* Provided data
———

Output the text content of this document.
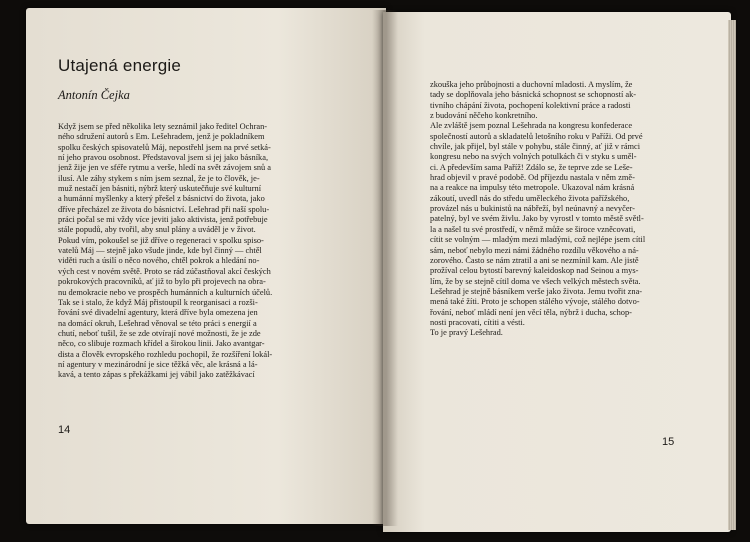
Utajená energie
Antonín Čejka
Když jsem se před několika lety seznámil jako ředitel Ochran-
ného sdružení autorů s Em. Lešehradem, jenž je pokladníkem
spolku českých spisovatelů Máj, nepostřehl jsem na prvé setká-
ní jeho pravou osobnost. Představoval jsem si jej jako básníka,
jenž žije jen ve sféře rytmu a verše, hledí na svět závojem snů a
ilusí. Ale záhy stykem s ním jsem seznal, že je to člověk, je-
muž nestačí jen básniti, nýbrž který uskutečňuje své kulturní
a humánní myšlenky a který přešel z básnictví do života, jako
dříve přecházel ze života do básnictví. Lešehrad při naší spolu-
práci počal se mi vždy více jeviti jako aktivista, jenž potřebuje
stále popudů, aby tvořil, aby snul plány a uváděl je v život.
Pokud vím, pokoušel se již dříve o regeneraci v spolku spiso-
vatelů Máj — stejně jako všude jinde, kde byl činný — chtěl
viděti ruch a úsilí o něco nového, chtěl pokrok a hledání no-
vých cest v novém světě. Proto se rád zúčastňoval akcí českých
pokrokových pracovníků, ať již to bylo při projevech na obra-
nu demokracie nebo ve prospěch humánních a kulturních účelů.
Tak se i stalo, že když Máj přistoupil k reorganisaci a rozši-
řování své divadelní agentury, která dříve byla omezena jen
na domácí okruh, Lešehrad věnoval se této práci s energií a
chutí, neboť tušil, že se zde otvírají nové možnosti, že je zde
něco, co slibuje rozmach křídel a širokou linii. Jako avantgar-
dista a člověk evropského rozhledu pochopil, že rozšíření lokál-
ní agentury v mezinárodní je sice těžká věc, ale krásná a lá-
kavá, a tento zápas s překážkami jej vábil jako zatěžkávací
14
zkouška jeho průbojnosti a duchovní mladosti. A myslím, že
tady se doplňovala jeho básnická schopnost se schopností ak-
tivního chápání života, pochopení kolektivní práce a radosti
z budování něčeho konkretního.
Ale zvláště jsem poznal Lešehrada na kongresu konfederace
společností autorů a skladatelů letošního roku v Paříži. Od prvé
chvíle, jak přijel, byl stále v pohybu, stále činný, ať již v rámci
kongresu nebo na svých volných potulkách či v styku s uměl-
ci. A především sama Paříž! Zdálo se, že teprve zde se Leše-
hrad objevil v pravé podobě. Od příjezdu nastala v něm změ-
na a reakce na impulsy této metropole. Ukazoval nám krásná
zákoutí, uvedl nás do středu uměleckého života pařížského,
provázel nás u bukinistů na nábřeží, byl neúnavný a nevyčer-
patelný, byl ve svém živlu. Jako by vyrostl v tomto městě světl-
la a našel tu své prostředí, v němž může se široce vzněcovati,
cítit se volným — mladým mezi mladými, což nejlépe jsem cítil
sám, neboť nebylo mezi námi žádného rozdílu věkového a ná-
zorového. Často se nám ztratil a ani se nezmínil kam. Ale jistě
prožíval celou bytostí barevný kaleidoskop nad Seinou a mys-
lím, že by se stejně cítil doma ve všech velkých městech světa.
Lešehrad je stejně básníkem verše jako života. Jemu tvořit zna-
mená také žíti. Proto je schopen stálého vývoje, stálého dotvo-
řování, neboť mládí není jen věcí těla, nýbrž i ducha, schop-
nosti pracovati, cítiti a vésti.
To je pravý Lešehrad.
15
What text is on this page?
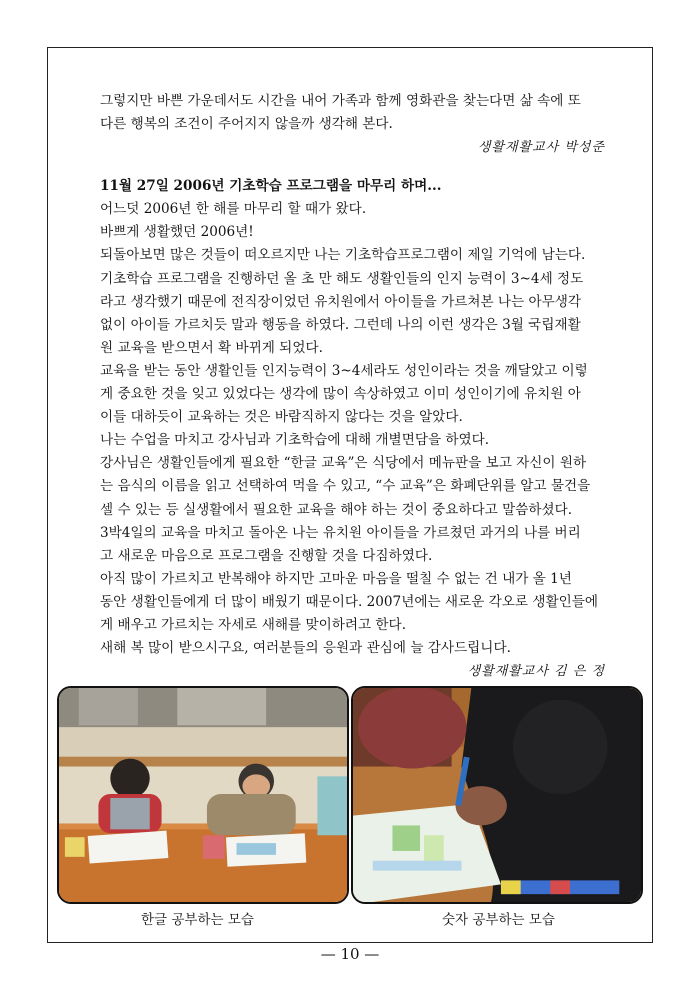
그렇지만 바쁜 가운데서도 시간을 내어 가족과 함께 영화관을 찾는다면 삶 속에 또

다른 행복의 조건이 주어지지 않을까 생각해 본다.

생활재활교사 박성준

11월 27일 2006년 기초학습 프로그램을 마무리 하며...

어느덧 2006년 한 해를 마무리 할 때가 왔다.

바쁘게 생활했던 2006년!

되돌아보면 많은 것들이 떠오르지만 나는 기초학습프로그램이 제일 기억에 남는다.

기초학습 프로그램을 진행하던 올 초 만 해도 생활인들의 인지 능력이 3~4세 정도

라고 생각했기 때문에 전직장이었던 유치원에서 아이들을 가르쳐본 나는 아무생각

없이 아이들 가르치듯 말과 행동을 하였다. 그런데 나의 이런 생각은 3월 국립재활

원 교육을 받으면서 확 바뀌게 되었다.

교육을 받는 동안 생활인들 인지능력이 3~4세라도 성인이라는 것을 깨달았고 이렇

게 중요한 것을 잊고 있었다는 생각에 많이 속상하였고 이미 성인이기에 유치원 아

이들 대하듯이 교육하는 것은 바람직하지 않다는 것을 알았다.

나는 수업을 마치고 강사님과 기초학습에 대해 개별면담을 하였다.

강사님은 생활인들에게 필요한 “한글 교육”은 식당에서 메뉴판을 보고 자신이 원하

는 음식의 이름을 읽고 선택하여 먹을 수 있고, “수 교육”은 화폐단위를 알고 물건을

셀 수 있는 등 실생활에서 필요한 교육을 해야 하는 것이 중요하다고 말씀하셨다.

3박4일의 교육을 마치고 돌아온 나는 유치원 아이들을 가르쳤던 과거의 나를 버리

고 새로운 마음으로 프로그램을 진행할 것을 다짐하였다.

아직 많이 가르치고 반복해야 하지만 고마운 마음을 떨칠 수 없는 건 내가 올 1년

동안 생활인들에게 더 많이 배웠기 때문이다. 2007년에는 새로운 각오로 생활인들에

게 배우고 가르치는 자세로 새해를 맞이하려고 한다.

새해 복 많이 받으시구요, 여러분들의 응원과 관심에 늘 감사드립니다.

생활재활교사 김 은 정

한글 공부하는 모습	숫자 공부하는 모습
— 10 —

———

Go through the data above and find the lines with the word "této". Copy each of those lines.

* Answer to this task
na domácí okruh, Lešehrad věnoval se této práci s energií a
na a reakce na impulsy této metropole. Ukazoval nám krásná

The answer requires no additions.